TEXT
“You are more than your grades” – What coming to University taught me

Panoramic view of Canterbury cathedral seen from campus
  "Canterbury cathedral seen from campus" by University of Kent.

Katie Hargrave-Smith is in her final year studying for a BA in Environmental Social Sciences.

Katie Hargrave-Smith thumbnail“This month, my heart has gone out to all those students who have received their A-level results. I remember standing outside my school at 8 am getting my A-Level results and realising I hadn’t made it into my first choice University. It truly felt like the world was ending. I thought I had failed, and it hurt. However, at least the results were ones that reflected my exams, not ones from an algorithm that I didn’t understand.

“When we get our results, what we have spent the majority of our lives working towards is summed up in a few letters and those letters (supposedly) represent how hard we’ve worked for 15 years and how intelligent we are. So, yeah, when we see our results and they don’t reflect that time and effort, it smarts. That is why this disaster with results is a big deal, due to the fact that the algorithm used to calculate them was clearly flawed. I am happy that it hasn’t been accepted and the outrage from students nationwide has been heard.

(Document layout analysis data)
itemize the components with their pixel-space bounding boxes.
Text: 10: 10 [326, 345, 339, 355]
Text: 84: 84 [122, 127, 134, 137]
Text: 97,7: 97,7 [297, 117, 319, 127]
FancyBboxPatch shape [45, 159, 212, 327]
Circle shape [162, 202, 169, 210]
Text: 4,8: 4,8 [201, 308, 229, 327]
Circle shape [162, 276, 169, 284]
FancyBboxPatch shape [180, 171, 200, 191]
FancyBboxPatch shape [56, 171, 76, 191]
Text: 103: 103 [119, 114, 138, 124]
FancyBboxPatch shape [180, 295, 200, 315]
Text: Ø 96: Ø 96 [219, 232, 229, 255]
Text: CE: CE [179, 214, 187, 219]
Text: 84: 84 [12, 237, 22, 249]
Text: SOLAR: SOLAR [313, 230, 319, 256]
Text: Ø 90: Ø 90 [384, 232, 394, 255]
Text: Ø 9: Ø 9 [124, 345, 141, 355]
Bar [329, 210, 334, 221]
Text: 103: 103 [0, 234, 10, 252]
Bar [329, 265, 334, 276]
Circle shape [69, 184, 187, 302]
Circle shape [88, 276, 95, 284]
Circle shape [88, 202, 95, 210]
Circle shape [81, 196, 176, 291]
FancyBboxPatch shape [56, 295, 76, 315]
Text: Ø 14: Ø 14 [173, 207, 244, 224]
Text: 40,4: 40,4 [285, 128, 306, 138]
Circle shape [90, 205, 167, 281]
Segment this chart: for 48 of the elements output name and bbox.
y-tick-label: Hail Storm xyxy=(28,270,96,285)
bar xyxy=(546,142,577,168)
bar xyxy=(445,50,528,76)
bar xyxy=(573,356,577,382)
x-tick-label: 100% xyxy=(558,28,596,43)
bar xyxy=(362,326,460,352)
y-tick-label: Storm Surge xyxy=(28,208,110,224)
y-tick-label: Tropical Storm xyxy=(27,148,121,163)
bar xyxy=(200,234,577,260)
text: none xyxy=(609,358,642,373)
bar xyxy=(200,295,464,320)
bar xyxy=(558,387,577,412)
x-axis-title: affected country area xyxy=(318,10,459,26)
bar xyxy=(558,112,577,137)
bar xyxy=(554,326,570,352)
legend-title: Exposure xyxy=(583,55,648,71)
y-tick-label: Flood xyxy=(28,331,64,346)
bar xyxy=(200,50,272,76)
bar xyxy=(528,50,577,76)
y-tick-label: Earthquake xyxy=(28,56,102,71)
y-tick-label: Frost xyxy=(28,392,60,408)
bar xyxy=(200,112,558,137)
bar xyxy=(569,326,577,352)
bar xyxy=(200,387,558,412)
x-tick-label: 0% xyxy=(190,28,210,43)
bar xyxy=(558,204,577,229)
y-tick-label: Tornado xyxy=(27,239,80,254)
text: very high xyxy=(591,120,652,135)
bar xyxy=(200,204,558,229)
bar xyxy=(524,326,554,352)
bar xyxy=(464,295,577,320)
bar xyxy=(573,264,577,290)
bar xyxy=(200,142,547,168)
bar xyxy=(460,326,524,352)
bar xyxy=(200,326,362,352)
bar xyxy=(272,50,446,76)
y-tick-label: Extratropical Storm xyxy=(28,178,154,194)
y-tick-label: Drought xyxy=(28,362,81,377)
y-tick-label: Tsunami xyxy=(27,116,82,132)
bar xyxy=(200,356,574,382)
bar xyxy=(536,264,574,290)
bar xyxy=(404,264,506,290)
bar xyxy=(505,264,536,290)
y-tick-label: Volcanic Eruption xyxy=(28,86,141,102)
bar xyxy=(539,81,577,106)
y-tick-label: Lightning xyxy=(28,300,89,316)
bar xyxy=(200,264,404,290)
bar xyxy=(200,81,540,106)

WHAT YOU WILL DO
Resume the essay about A-level results and starting university, picking up after its last sentence.

ANSWER BELOW
“But that’s not all I want to say. Because, even if your results have changed, I want you to understand than you are more than those letters. Those letters do not represent your intelligence or your worth. They do not always represent how hard you’ve worked. Some people cannot exam well. Only once you reach University will you realise your true potential and, finally, see your grades reflect your efforts and your knowledge with the outcome of your degree. Once you come to University, your A-levels kind of cease to matter.

“What starts to matter is your confidence in yourself, learning time management on your own terms, an enjoyment of your chosen subject which pushes you to read and study more. So, when you need to make a decision, try to forget the outside pressures from others, and the pressure you put on yourself, and really think about both what you will enjoy most and, crucially, where you will want to enjoy it. What course have you looked at which excites you? Which University has shown that they support their students and will support you? Where can you see yourself living comfortably and happily for three years?

“I went to the wrong University first time around and studied the wrong course and, when I struggled, that institution didn’t help me. Plus, I hated where I lived. Too urban. It turns out I need a lot of green space to be happy: I grew up in the middle of nowhere surrounded by farms and pheasants. I am now at the University of Kent studying my passion, the environment, amongst the community of the School of Anthropology and Conservation.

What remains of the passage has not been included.